● **To do**
Copy everything in the listing below word for word, apart from any images.

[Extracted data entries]

########################################

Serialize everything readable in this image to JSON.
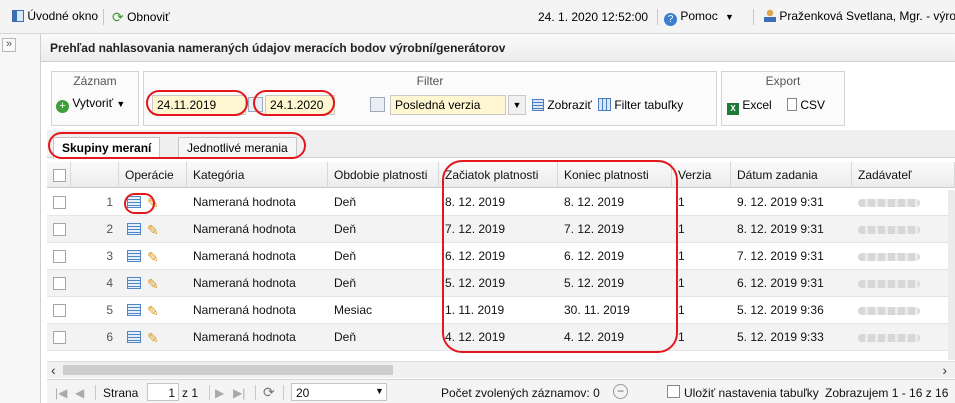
{
  "topbar": {
    "home_label": "Úvodné okno",
    "refresh_label": "Obnoviť",
    "datetime": "24. 1. 2020 12:52:00",
    "help_label": "Pomoc",
    "user_label": "Praženková Svetlana, Mgr. - výrobca"
  },
  "panel": {
    "title": "Prehľad nahlasovania nameraných údajov meracích bodov výrobní/generátorov",
    "record_group": "Záznam",
    "create_label": "Vytvoriť",
    "filter_group": "Filter",
    "date_from": "24.11.2019",
    "date_to": "24.1.2020",
    "version_select": "Posledná verzia",
    "show_label": "Zobraziť",
    "filter_table_label": "Filter tabuľky",
    "export_group": "Export",
    "excel_label": "Excel",
    "csv_label": "CSV"
  },
  "tabs": [
    {
      "label": "Skupiny meraní",
      "active": true
    },
    {
      "label": "Jednotlivé merania",
      "active": false
    }
  ],
  "columns": [
    "Operácie",
    "Kategória",
    "Obdobie platnosti",
    "Začiatok platnosti",
    "Koniec platnosti",
    "Verzia",
    "Dátum zadania",
    "Zadávateľ"
  ],
  "rows": [
    {
      "num": "1",
      "category": "Nameraná hodnota",
      "period": "Deň",
      "start": "8. 12. 2019",
      "end": "8. 12. 2019",
      "version": "1",
      "entered": "9. 12. 2019 9:31"
    },
    {
      "num": "2",
      "category": "Nameraná hodnota",
      "period": "Deň",
      "start": "7. 12. 2019",
      "end": "7. 12. 2019",
      "version": "1",
      "entered": "8. 12. 2019 9:31"
    },
    {
      "num": "3",
      "category": "Nameraná hodnota",
      "period": "Deň",
      "start": "6. 12. 2019",
      "end": "6. 12. 2019",
      "version": "1",
      "entered": "7. 12. 2019 9:31"
    },
    {
      "num": "4",
      "category": "Nameraná hodnota",
      "period": "Deň",
      "start": "5. 12. 2019",
      "end": "5. 12. 2019",
      "version": "1",
      "entered": "6. 12. 2019 9:31"
    },
    {
      "num": "5",
      "category": "Nameraná hodnota",
      "period": "Mesiac",
      "start": "1. 11. 2019",
      "end": "30. 11. 2019",
      "version": "1",
      "entered": "5. 12. 2019 9:36"
    },
    {
      "num": "6",
      "category": "Nameraná hodnota",
      "period": "Deň",
      "start": "4. 12. 2019",
      "end": "4. 12. 2019",
      "version": "1",
      "entered": "5. 12. 2019 9:33"
    }
  ],
  "pager": {
    "page_label": "Strana",
    "page_value": "1",
    "of_label": "z 1",
    "page_size": "20",
    "selected_label": "Počet zvolených záznamov: 0",
    "save_settings_label": "Uložiť nastavenia tabuľky",
    "showing_label": "Zobrazujem 1 - 16 z 16"
  },
  "colors": {
    "highlight_red": "#e4181c",
    "date_bg": "#fff7d1"
  }
}
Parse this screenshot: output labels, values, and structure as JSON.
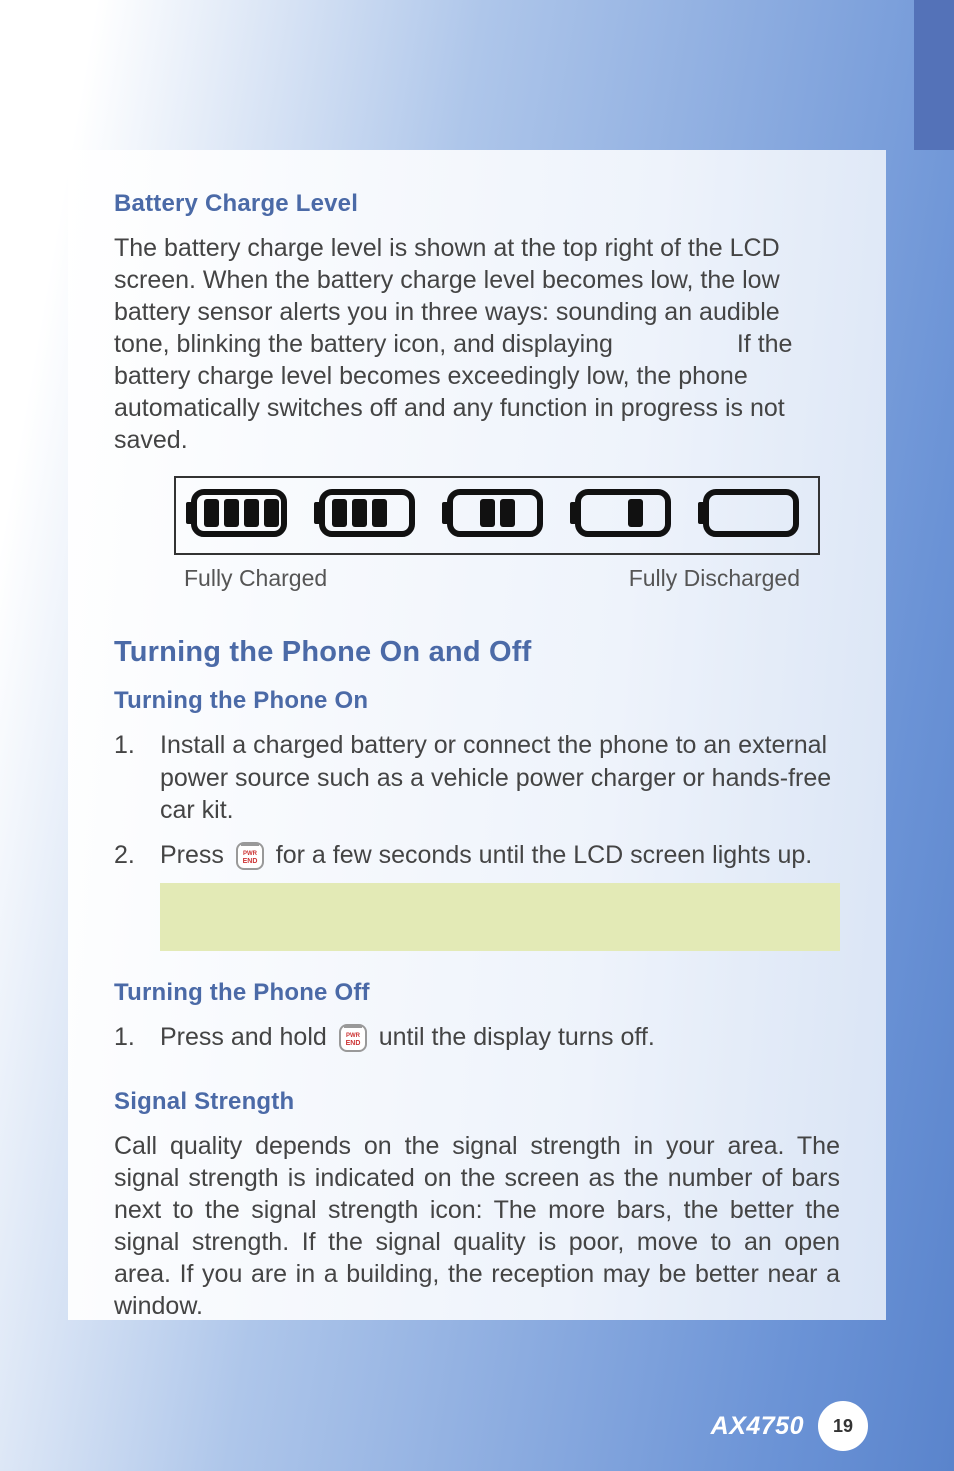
{
  "sections": {
    "battery_level": {
      "heading": "Battery Charge Level",
      "para_a": "The battery charge level is shown at the top right of the LCD screen. When the battery charge level becomes low, the low battery sensor alerts you in three ways: sounding an audible tone, blinking the battery icon, and displaying",
      "para_b": "If the battery charge level becomes exceedingly low, the phone automatically switches off and any function in progress is not saved.",
      "label_left": "Fully Charged",
      "label_right": "Fully Discharged"
    },
    "turning": {
      "heading": "Turning the Phone On and Off",
      "on_heading": "Turning the Phone On",
      "on_steps": [
        "Install a charged battery or connect the phone to an external power source such as a vehicle power charger or hands-free car kit.",
        "Press  for a few seconds until the LCD screen lights up."
      ],
      "off_heading": "Turning the Phone Off",
      "off_step_a": "Press and hold",
      "off_step_b": "until the display turns off."
    },
    "signal": {
      "heading": "Signal Strength",
      "para": "Call quality depends on the signal strength in your area. The signal strength is indicated on the screen as the number of bars next to the signal strength icon: The more bars, the better the signal strength. If the signal quality is poor, move to an open area. If you are in a building, the reception may be better near a window."
    }
  },
  "footer": {
    "model": "AX4750",
    "page": "19"
  },
  "icons": {
    "end_key": "end-key-icon",
    "battery": "battery-icon"
  }
}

########################################

● **Exercise answer**
Serialize everything readable in this image to JSON.
{
  "topbar": {
    "home_label": "Úvodné okno",
    "refresh_label": "Obnoviť",
    "datetime": "24. 1. 2020 12:52:00",
    "help_label": "Pomoc",
    "user_label": "Praženková Svetlana, Mgr. - výrobca"
  },
  "panel": {
    "title": "Prehľad nahlasovania nameraných údajov meracích bodov výrobní/generátorov",
    "record_group": "Záznam",
    "create_label": "Vytvoriť",
    "filter_group": "Filter",
    "date_from": "24.11.2019",
    "date_to": "24.1.2020",
    "version_select": "Posledná verzia",
    "show_label": "Zobraziť",
    "filter_table_label": "Filter tabuľky",
    "export_group": "Export",
    "excel_label": "Excel",
    "csv_label": "CSV"
  },
  "tabs": [
    {
      "label": "Skupiny meraní",
      "active": true
    },
    {
      "label": "Jednotlivé merania",
      "active": false
    }
  ],
  "columns": [
    "Operácie",
    "Kategória",
    "Obdobie platnosti",
    "Začiatok platnosti",
    "Koniec platnosti",
    "Verzia",
    "Dátum zadania",
    "Zadávateľ"
  ],
  "rows": [
    {
      "num": "1",
      "category": "Nameraná hodnota",
      "period": "Deň",
      "start": "8. 12. 2019",
      "end": "8. 12. 2019",
      "version": "1",
      "entered": "9. 12. 2019 9:31"
    },
    {
      "num": "2",
      "category": "Nameraná hodnota",
      "period": "Deň",
      "start": "7. 12. 2019",
      "end": "7. 12. 2019",
      "version": "1",
      "entered": "8. 12. 2019 9:31"
    },
    {
      "num": "3",
      "category": "Nameraná hodnota",
      "period": "Deň",
      "start": "6. 12. 2019",
      "end": "6. 12. 2019",
      "version": "1",
      "entered": "7. 12. 2019 9:31"
    },
    {
      "num": "4",
      "category": "Nameraná hodnota",
      "period": "Deň",
      "start": "5. 12. 2019",
      "end": "5. 12. 2019",
      "version": "1",
      "entered": "6. 12. 2019 9:31"
    },
    {
      "num": "5",
      "category": "Nameraná hodnota",
      "period": "Mesiac",
      "start": "1. 11. 2019",
      "end": "30. 11. 2019",
      "version": "1",
      "entered": "5. 12. 2019 9:36"
    },
    {
      "num": "6",
      "category": "Nameraná hodnota",
      "period": "Deň",
      "start": "4. 12. 2019",
      "end": "4. 12. 2019",
      "version": "1",
      "entered": "5. 12. 2019 9:33"
    }
  ],
  "pager": {
    "page_label": "Strana",
    "page_value": "1",
    "of_label": "z 1",
    "page_size": "20",
    "selected_label": "Počet zvolených záznamov: 0",
    "save_settings_label": "Uložiť nastavenia tabuľky",
    "showing_label": "Zobrazujem 1 - 16 z 16"
  },
  "colors": {
    "highlight_red": "#e4181c",
    "date_bg": "#fff7d1"
  }
}
Parse this screenshot: output labels, values, and structure as JSON.
{
  "sections": {
    "battery_level": {
      "heading": "Battery Charge Level",
      "para_a": "The battery charge level is shown at the top right of the LCD screen. When the battery charge level becomes low, the low battery sensor alerts you in three ways: sounding an audible tone, blinking the battery icon, and displaying",
      "para_b": "If the battery charge level becomes exceedingly low, the phone automatically switches off and any function in progress is not saved.",
      "label_left": "Fully Charged",
      "label_right": "Fully Discharged"
    },
    "turning": {
      "heading": "Turning the Phone On and Off",
      "on_heading": "Turning the Phone On",
      "on_steps": [
        "Install a charged battery or connect the phone to an external power source such as a vehicle power charger or hands-free car kit.",
        "Press  for a few seconds until the LCD screen lights up."
      ],
      "off_heading": "Turning the Phone Off",
      "off_step_a": "Press and hold",
      "off_step_b": "until the display turns off."
    },
    "signal": {
      "heading": "Signal Strength",
      "para": "Call quality depends on the signal strength in your area. The signal strength is indicated on the screen as the number of bars next to the signal strength icon: The more bars, the better the signal strength. If the signal quality is poor, move to an open area. If you are in a building, the reception may be better near a window."
    }
  },
  "footer": {
    "model": "AX4750",
    "page": "19"
  },
  "icons": {
    "end_key": "end-key-icon",
    "battery": "battery-icon"
  }
}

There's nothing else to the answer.